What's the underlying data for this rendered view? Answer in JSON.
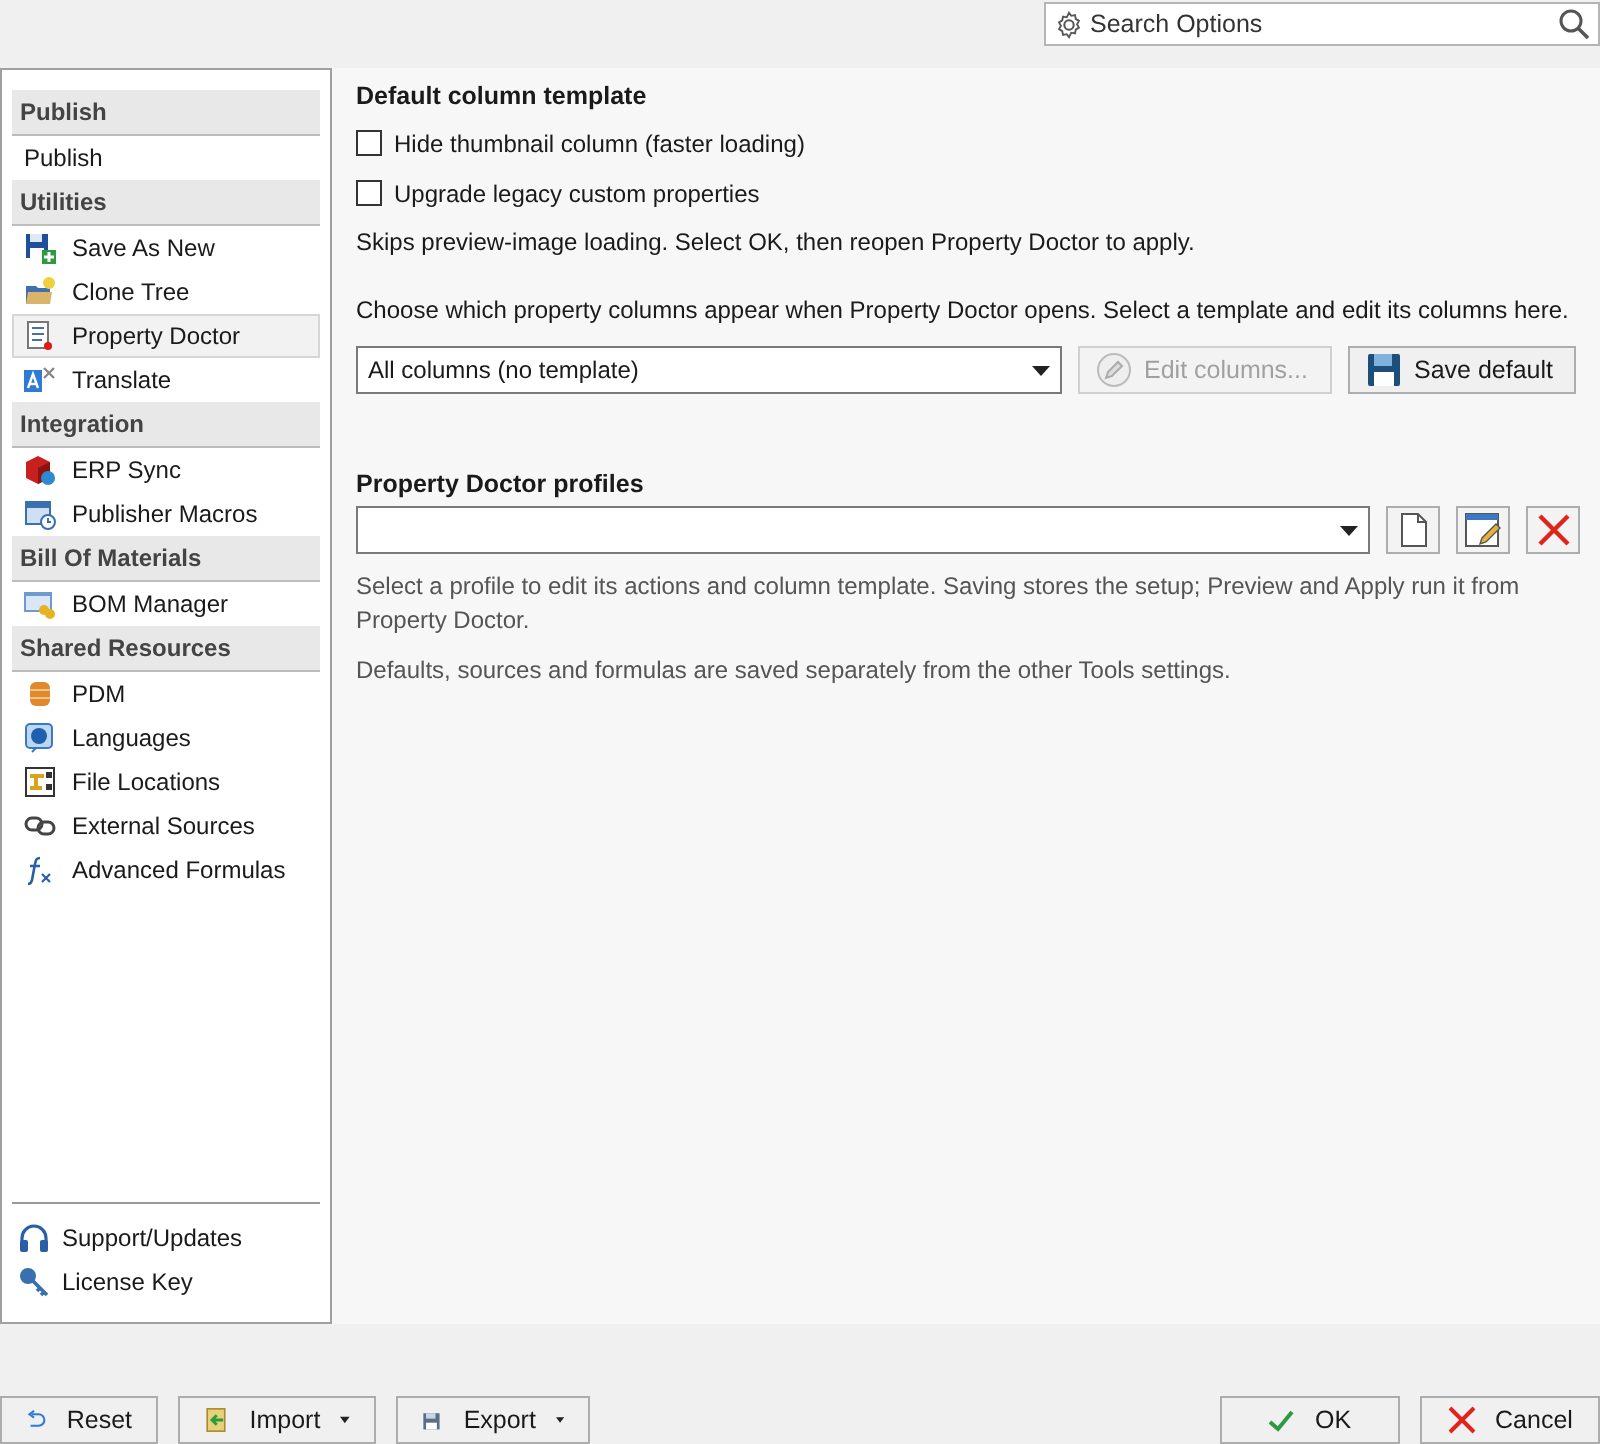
{
  "search": {
    "placeholder": "Search Options"
  },
  "sidebar": {
    "sections": [
      {
        "header": "Publish",
        "items": [
          {
            "label": "Publish",
            "selected": false
          }
        ]
      },
      {
        "header": "Utilities",
        "items": [
          {
            "label": "Save As New",
            "selected": false
          },
          {
            "label": "Clone Tree",
            "selected": false
          },
          {
            "label": "Property Doctor",
            "selected": true
          },
          {
            "label": "Translate",
            "selected": false
          }
        ]
      },
      {
        "header": "Integration",
        "items": [
          {
            "label": "ERP Sync",
            "selected": false
          },
          {
            "label": "Publisher Macros",
            "selected": false
          }
        ]
      },
      {
        "header": "Bill Of Materials",
        "items": [
          {
            "label": "BOM Manager",
            "selected": false
          }
        ]
      },
      {
        "header": "Shared Resources",
        "items": [
          {
            "label": "PDM",
            "selected": false
          },
          {
            "label": "Languages",
            "selected": false
          },
          {
            "label": "File Locations",
            "selected": false
          },
          {
            "label": "External Sources",
            "selected": false
          },
          {
            "label": "Advanced Formulas",
            "selected": false
          }
        ]
      }
    ],
    "footer": [
      {
        "label": "Support/Updates"
      },
      {
        "label": "License Key"
      }
    ]
  },
  "template": {
    "title": "Default column template",
    "checkboxes": [
      {
        "label": "Hide thumbnail column (faster loading)",
        "checked": false
      },
      {
        "label": "Upgrade legacy custom properties",
        "checked": false
      }
    ],
    "note": "Skips preview-image loading. Select OK, then reopen Property Doctor to apply.",
    "description": "Choose which property columns appear when Property Doctor opens. Select a template and edit its columns here.",
    "dropdown": {
      "value": "All columns (no template)"
    },
    "edit_button": {
      "label": "Edit columns...",
      "disabled": true
    },
    "save_button": {
      "label": "Save default"
    }
  },
  "profiles": {
    "title": "Property Doctor profiles",
    "help": [
      "Select a profile to edit its actions and column template. Saving stores the setup; Preview and Apply run it from Property Doctor.",
      "Defaults, sources and formulas are saved separately from the other Tools settings."
    ]
  },
  "footer_buttons": {
    "left": [
      {
        "label": "Reset",
        "menu": false
      },
      {
        "label": "Import",
        "menu": true
      },
      {
        "label": "Export",
        "menu": true
      }
    ],
    "right": [
      {
        "label": "OK"
      },
      {
        "label": "Cancel"
      }
    ]
  }
}
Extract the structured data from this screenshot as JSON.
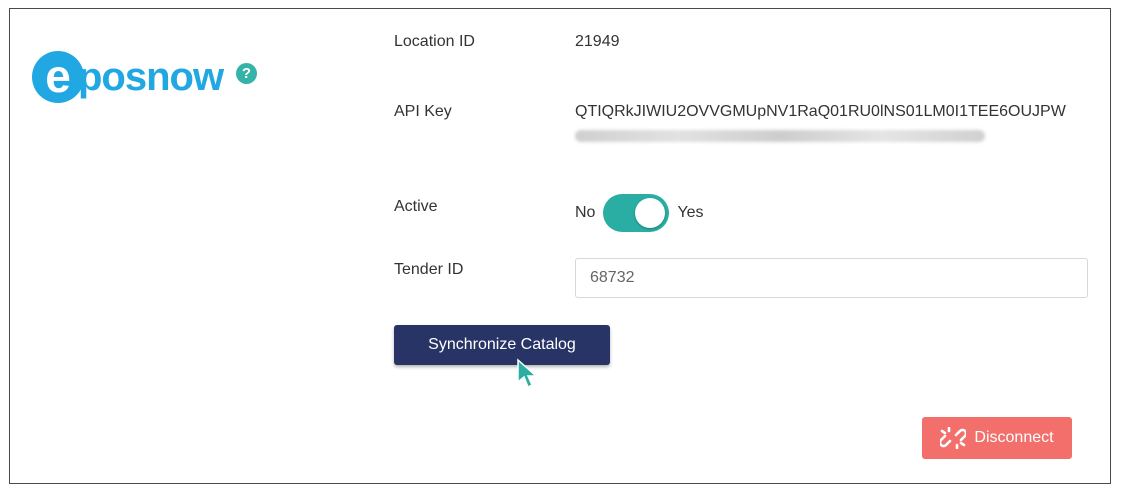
{
  "logo": {
    "initial": "e",
    "wordmark": "posnow",
    "help_glyph": "?"
  },
  "fields": {
    "location": {
      "label": "Location ID",
      "value": "21949"
    },
    "api_key": {
      "label": "API Key",
      "value": "QTIQRkJIWIU2OVVGMUpNV1RaQ01RU0lNS01LM0I1TEE6OUJPW"
    },
    "active": {
      "label": "Active",
      "no_label": "No",
      "yes_label": "Yes",
      "state": "Yes"
    },
    "tender": {
      "label": "Tender ID",
      "value": "68732"
    }
  },
  "actions": {
    "sync_label": "Synchronize Catalog",
    "disconnect_label": "Disconnect"
  },
  "colors": {
    "brand_blue": "#21a8e3",
    "toggle_teal": "#2aaea4",
    "sync_navy": "#283466",
    "disconnect_red": "#f26f6b"
  },
  "icons": [
    "help-icon",
    "broken-link-icon",
    "mouse-cursor-icon"
  ]
}
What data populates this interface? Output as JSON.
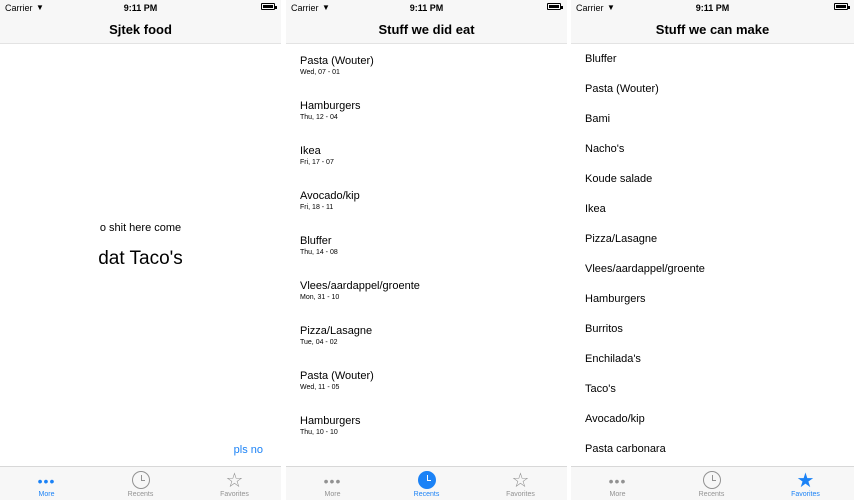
{
  "status": {
    "carrier": "Carrier",
    "time": "9:11 PM"
  },
  "screen1": {
    "title": "Sjtek food",
    "subtitle": "o shit here come",
    "headline": "dat Taco's",
    "link": "pls no"
  },
  "screen2": {
    "title": "Stuff we did eat",
    "items": [
      {
        "name": "Pasta (Wouter)",
        "date": "Wed, 07 - 01"
      },
      {
        "name": "Hamburgers",
        "date": "Thu, 12 - 04"
      },
      {
        "name": "Ikea",
        "date": "Fri, 17 - 07"
      },
      {
        "name": "Avocado/kip",
        "date": "Fri, 18 - 11"
      },
      {
        "name": "Bluffer",
        "date": "Thu, 14 - 08"
      },
      {
        "name": "Vlees/aardappel/groente",
        "date": "Mon, 31 - 10"
      },
      {
        "name": "Pizza/Lasagne",
        "date": "Tue, 04 - 02"
      },
      {
        "name": "Pasta (Wouter)",
        "date": "Wed, 11 - 05"
      },
      {
        "name": "Hamburgers",
        "date": "Thu, 10 - 10"
      }
    ]
  },
  "screen3": {
    "title": "Stuff we can make",
    "items": [
      "Bluffer",
      "Pasta (Wouter)",
      "Bami",
      "Nacho's",
      "Koude salade",
      "Ikea",
      "Pizza/Lasagne",
      "Vlees/aardappel/groente",
      "Hamburgers",
      "Burritos",
      "Enchilada's",
      "Taco's",
      "Avocado/kip",
      "Pasta carbonara"
    ]
  },
  "tabs": {
    "more": "More",
    "recents": "Recents",
    "favorites": "Favorites"
  },
  "colors": {
    "accent": "#1b82f6",
    "inactive": "#929292",
    "bar": "#f7f7f7"
  }
}
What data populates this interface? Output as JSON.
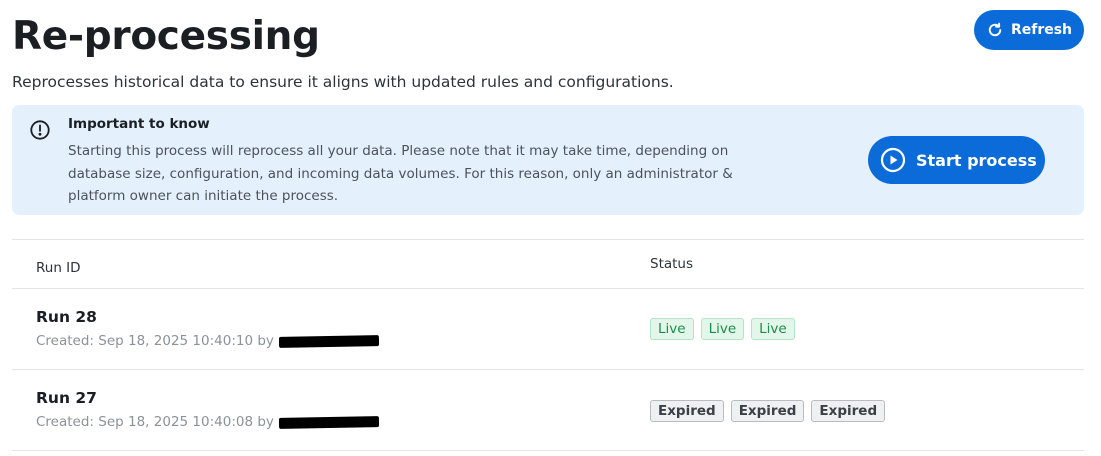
{
  "header": {
    "title": "Re-processing",
    "subtitle": "Reprocesses historical data to ensure it aligns with updated rules and configurations.",
    "refresh_label": "Refresh"
  },
  "notice": {
    "heading": "Important to know",
    "text": "Starting this process will reprocess all your data. Please note that it may take time, depending on database size, configuration, and incoming data volumes. For this reason, only an administrator & platform owner can initiate the process.",
    "start_label": "Start process",
    "icon": "info-icon"
  },
  "table": {
    "columns": {
      "run_id": "Run ID",
      "status": "Status"
    },
    "rows": [
      {
        "title": "Run 28",
        "created": "Created: Sep 18, 2025 10:40:10 by",
        "statuses": [
          "Live",
          "Live",
          "Live"
        ],
        "kind": "live"
      },
      {
        "title": "Run 27",
        "created": "Created: Sep 18, 2025 10:40:08 by",
        "statuses": [
          "Expired",
          "Expired",
          "Expired"
        ],
        "kind": "expired"
      }
    ]
  },
  "colors": {
    "primary": "#0b6bd8",
    "notice_bg": "#e4f1fd",
    "live": "#1e8a4c"
  }
}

#### WRITTEN INSTRUCTION
Where a line above contains the string "actions", copy that line.

#### RESPONSE TO THIS TASK
      "Select a profile to edit its actions and column template. Saving stores the setup; Preview and Apply run it from Property Doctor.",
  "actions": {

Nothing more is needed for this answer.